[Objective] Your task is to give the listing below back word for word, pictures excluded.

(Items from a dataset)
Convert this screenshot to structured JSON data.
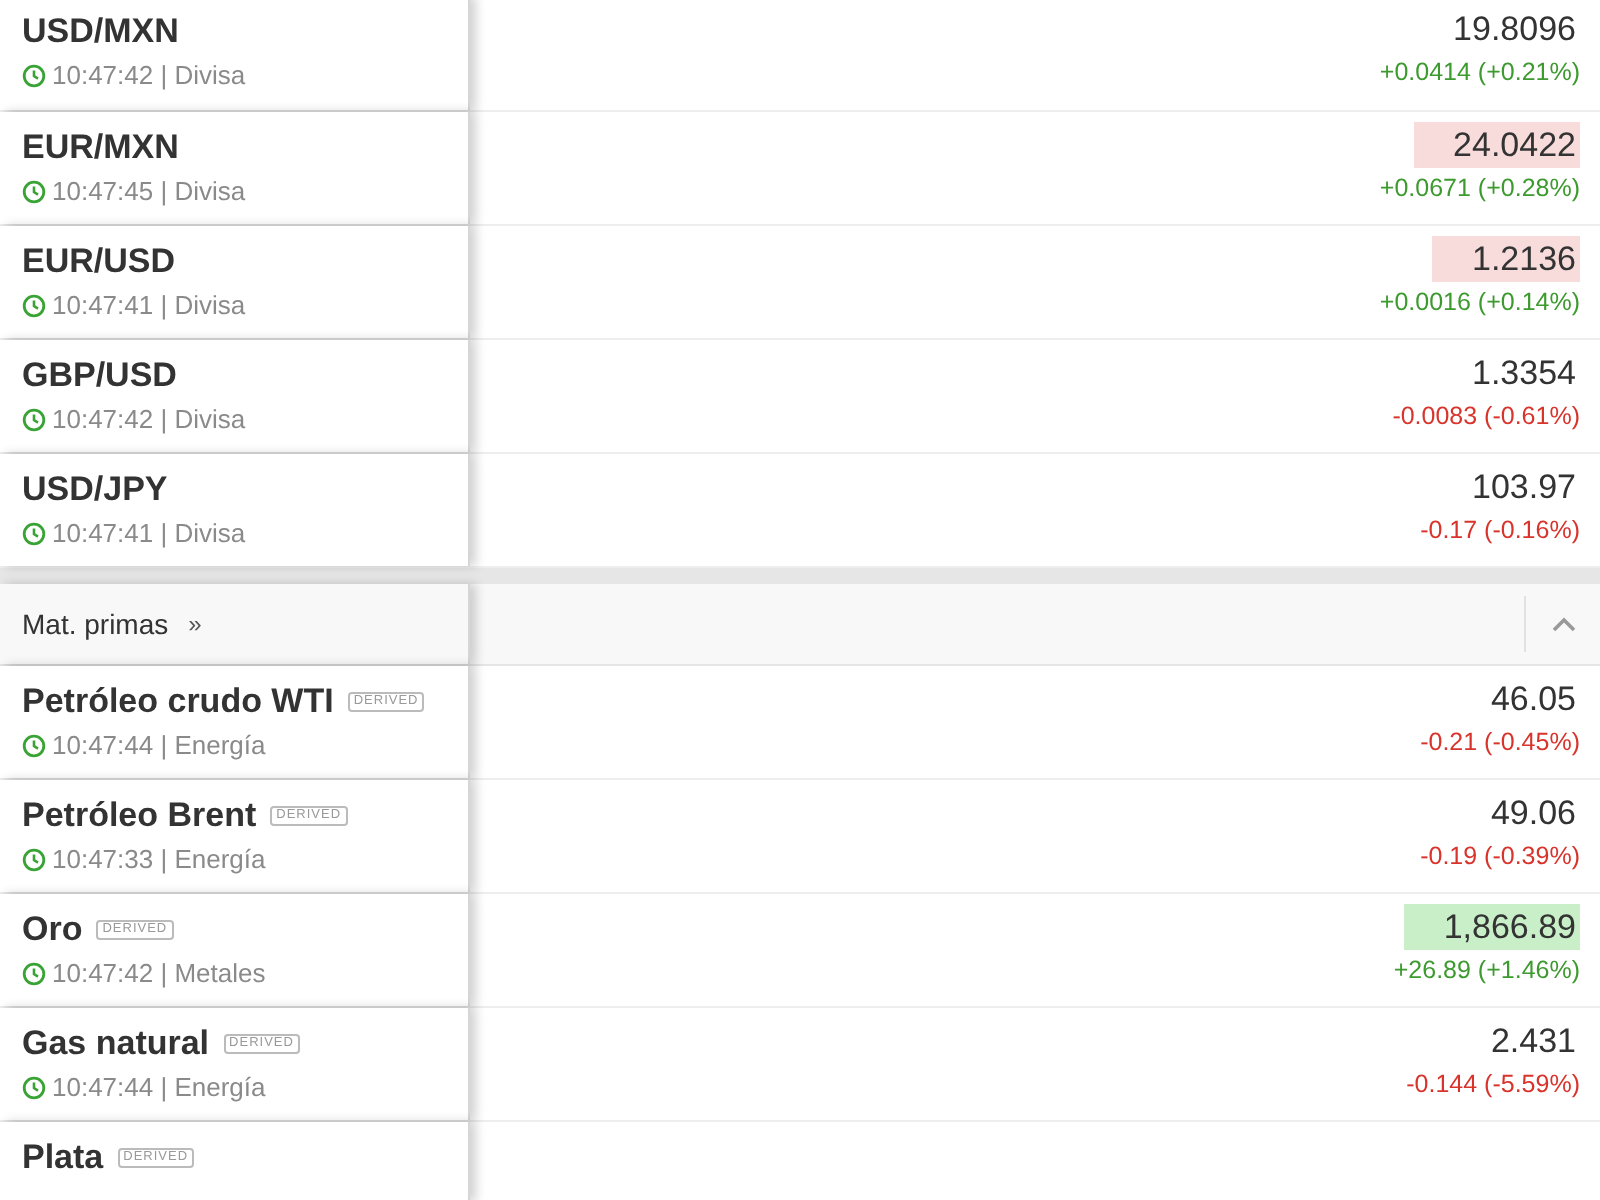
{
  "sections": [
    {
      "rows": [
        {
          "name": "USD/MXN",
          "info": "10:47:42 | Divisa",
          "price": "19.8096",
          "highlighted": false,
          "gain": true,
          "change": "+0.0414 (+0.21%)"
        },
        {
          "name": "EUR/MXN",
          "info": "10:47:45 | Divisa",
          "price": "24.0422",
          "highlighted": true,
          "price_up": false,
          "gain": true,
          "change": "+0.0671 (+0.28%)"
        },
        {
          "name": "EUR/USD",
          "info": "10:47:41 | Divisa",
          "price": "1.2136",
          "highlighted": true,
          "price_up": false,
          "gain": true,
          "change": "+0.0016 (+0.14%)"
        },
        {
          "name": "GBP/USD",
          "info": "10:47:42 | Divisa",
          "price": "1.3354",
          "highlighted": false,
          "gain": false,
          "change": "-0.0083 (-0.61%)"
        },
        {
          "name": "USD/JPY",
          "info": "10:47:41 | Divisa",
          "price": "103.97",
          "highlighted": false,
          "gain": false,
          "change": "-0.17 (-0.16%)"
        }
      ]
    },
    {
      "header": {
        "title": "Mat. primas",
        "more_icon": "»",
        "expanded": true
      },
      "rows": [
        {
          "name": "Petróleo crudo WTI",
          "derived": true,
          "badge": "DERIVED",
          "info": "10:47:44 | Energía",
          "price": "46.05",
          "highlighted": false,
          "gain": false,
          "change": "-0.21 (-0.45%)"
        },
        {
          "name": "Petróleo Brent",
          "derived": true,
          "badge": "DERIVED",
          "info": "10:47:33 | Energía",
          "price": "49.06",
          "highlighted": false,
          "gain": false,
          "change": "-0.19 (-0.39%)"
        },
        {
          "name": "Oro",
          "derived": true,
          "badge": "DERIVED",
          "info": "10:47:42 | Metales",
          "price": "1,866.89",
          "highlighted": true,
          "price_up": true,
          "gain": true,
          "change": "+26.89 (+1.46%)"
        },
        {
          "name": "Gas natural",
          "derived": true,
          "badge": "DERIVED",
          "info": "10:47:44 | Energía",
          "price": "2.431",
          "highlighted": false,
          "gain": false,
          "change": "-0.144 (-5.59%)"
        },
        {
          "name": "Plata",
          "derived": true,
          "badge": "DERIVED"
        }
      ]
    }
  ]
}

[Result of the task]
Convert this screenshot to structured JSON data.
{
  "sections": [
    {
      "rows": [
        {
          "name": "USD/MXN",
          "info": "10:47:42 | Divisa",
          "price": "19.8096",
          "highlighted": false,
          "gain": true,
          "change": "+0.0414 (+0.21%)"
        },
        {
          "name": "EUR/MXN",
          "info": "10:47:45 | Divisa",
          "price": "24.0422",
          "highlighted": true,
          "price_up": false,
          "gain": true,
          "change": "+0.0671 (+0.28%)"
        },
        {
          "name": "EUR/USD",
          "info": "10:47:41 | Divisa",
          "price": "1.2136",
          "highlighted": true,
          "price_up": false,
          "gain": true,
          "change": "+0.0016 (+0.14%)"
        },
        {
          "name": "GBP/USD",
          "info": "10:47:42 | Divisa",
          "price": "1.3354",
          "highlighted": false,
          "gain": false,
          "change": "-0.0083 (-0.61%)"
        },
        {
          "name": "USD/JPY",
          "info": "10:47:41 | Divisa",
          "price": "103.97",
          "highlighted": false,
          "gain": false,
          "change": "-0.17 (-0.16%)"
        }
      ]
    },
    {
      "header": {
        "title": "Mat. primas",
        "more_icon": "»",
        "expanded": true
      },
      "rows": [
        {
          "name": "Petróleo crudo WTI",
          "derived": true,
          "badge": "DERIVED",
          "info": "10:47:44 | Energía",
          "price": "46.05",
          "highlighted": false,
          "gain": false,
          "change": "-0.21 (-0.45%)"
        },
        {
          "name": "Petróleo Brent",
          "derived": true,
          "badge": "DERIVED",
          "info": "10:47:33 | Energía",
          "price": "49.06",
          "highlighted": false,
          "gain": false,
          "change": "-0.19 (-0.39%)"
        },
        {
          "name": "Oro",
          "derived": true,
          "badge": "DERIVED",
          "info": "10:47:42 | Metales",
          "price": "1,866.89",
          "highlighted": true,
          "price_up": true,
          "gain": true,
          "change": "+26.89 (+1.46%)"
        },
        {
          "name": "Gas natural",
          "derived": true,
          "badge": "DERIVED",
          "info": "10:47:44 | Energía",
          "price": "2.431",
          "highlighted": false,
          "gain": false,
          "change": "-0.144 (-5.59%)"
        },
        {
          "name": "Plata",
          "derived": true,
          "badge": "DERIVED"
        }
      ]
    }
  ]
}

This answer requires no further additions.